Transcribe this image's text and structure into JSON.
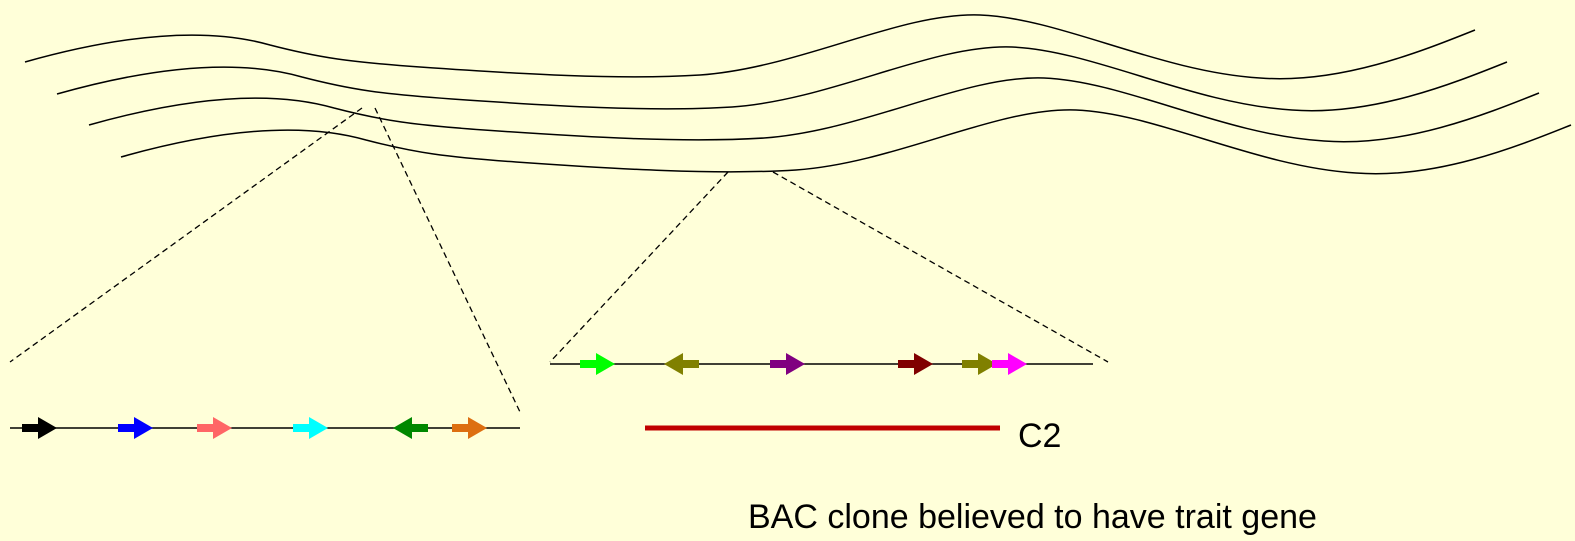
{
  "labels": {
    "clone": "C2",
    "caption": "BAC clone believed to have trait gene"
  }
}
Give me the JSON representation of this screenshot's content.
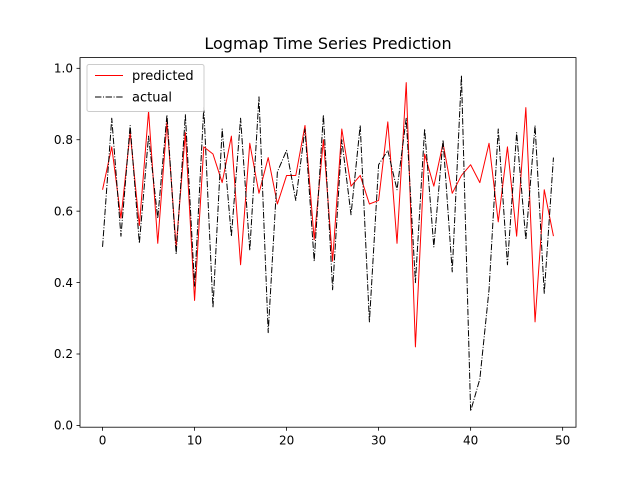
{
  "chart_data": {
    "type": "line",
    "title": "Logmap Time Series Prediction",
    "xlabel": "",
    "ylabel": "",
    "xlim": [
      -2.45,
      51.45
    ],
    "ylim": [
      -0.005,
      1.03
    ],
    "xticks": [
      0,
      10,
      20,
      30,
      40,
      50
    ],
    "yticks": [
      0.0,
      0.2,
      0.4,
      0.6,
      0.8,
      1.0
    ],
    "xtick_labels": [
      "0",
      "10",
      "20",
      "30",
      "40",
      "50"
    ],
    "ytick_labels": [
      "0.0",
      "0.2",
      "0.4",
      "0.6",
      "0.8",
      "1.0"
    ],
    "grid": false,
    "legend_position": "top-left",
    "x": [
      0,
      1,
      2,
      3,
      4,
      5,
      6,
      7,
      8,
      9,
      10,
      11,
      12,
      13,
      14,
      15,
      16,
      17,
      18,
      19,
      20,
      21,
      22,
      23,
      24,
      25,
      26,
      27,
      28,
      29,
      30,
      31,
      32,
      33,
      34,
      35,
      36,
      37,
      38,
      39,
      40,
      41,
      42,
      43,
      44,
      45,
      46,
      47,
      48,
      49
    ],
    "series": [
      {
        "name": "predicted",
        "color": "#ff0000",
        "style": "solid",
        "values": [
          0.66,
          0.78,
          0.58,
          0.82,
          0.56,
          0.88,
          0.51,
          0.85,
          0.5,
          0.82,
          0.35,
          0.78,
          0.76,
          0.68,
          0.81,
          0.45,
          0.79,
          0.65,
          0.75,
          0.62,
          0.7,
          0.7,
          0.84,
          0.52,
          0.8,
          0.46,
          0.83,
          0.67,
          0.7,
          0.62,
          0.63,
          0.85,
          0.51,
          0.96,
          0.22,
          0.76,
          0.67,
          0.79,
          0.65,
          0.7,
          0.73,
          0.68,
          0.79,
          0.57,
          0.78,
          0.53,
          0.89,
          0.29,
          0.66,
          0.53
        ]
      },
      {
        "name": "actual",
        "color": "#000000",
        "style": "dashdot",
        "values": [
          0.5,
          0.86,
          0.53,
          0.84,
          0.51,
          0.81,
          0.58,
          0.87,
          0.48,
          0.87,
          0.39,
          0.89,
          0.33,
          0.83,
          0.53,
          0.86,
          0.49,
          0.92,
          0.26,
          0.71,
          0.77,
          0.63,
          0.83,
          0.46,
          0.87,
          0.38,
          0.8,
          0.59,
          0.84,
          0.29,
          0.73,
          0.77,
          0.66,
          0.86,
          0.4,
          0.83,
          0.5,
          0.8,
          0.43,
          0.98,
          0.04,
          0.13,
          0.38,
          0.83,
          0.45,
          0.82,
          0.52,
          0.84,
          0.37,
          0.75
        ]
      }
    ]
  }
}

----------

PROBLEM
Look through the data and gather every line with the string "this" in it.

THE RESPONSE
Transcribe this image's text and structure into JSON.
Give me the JSON representation of this screenshot's content.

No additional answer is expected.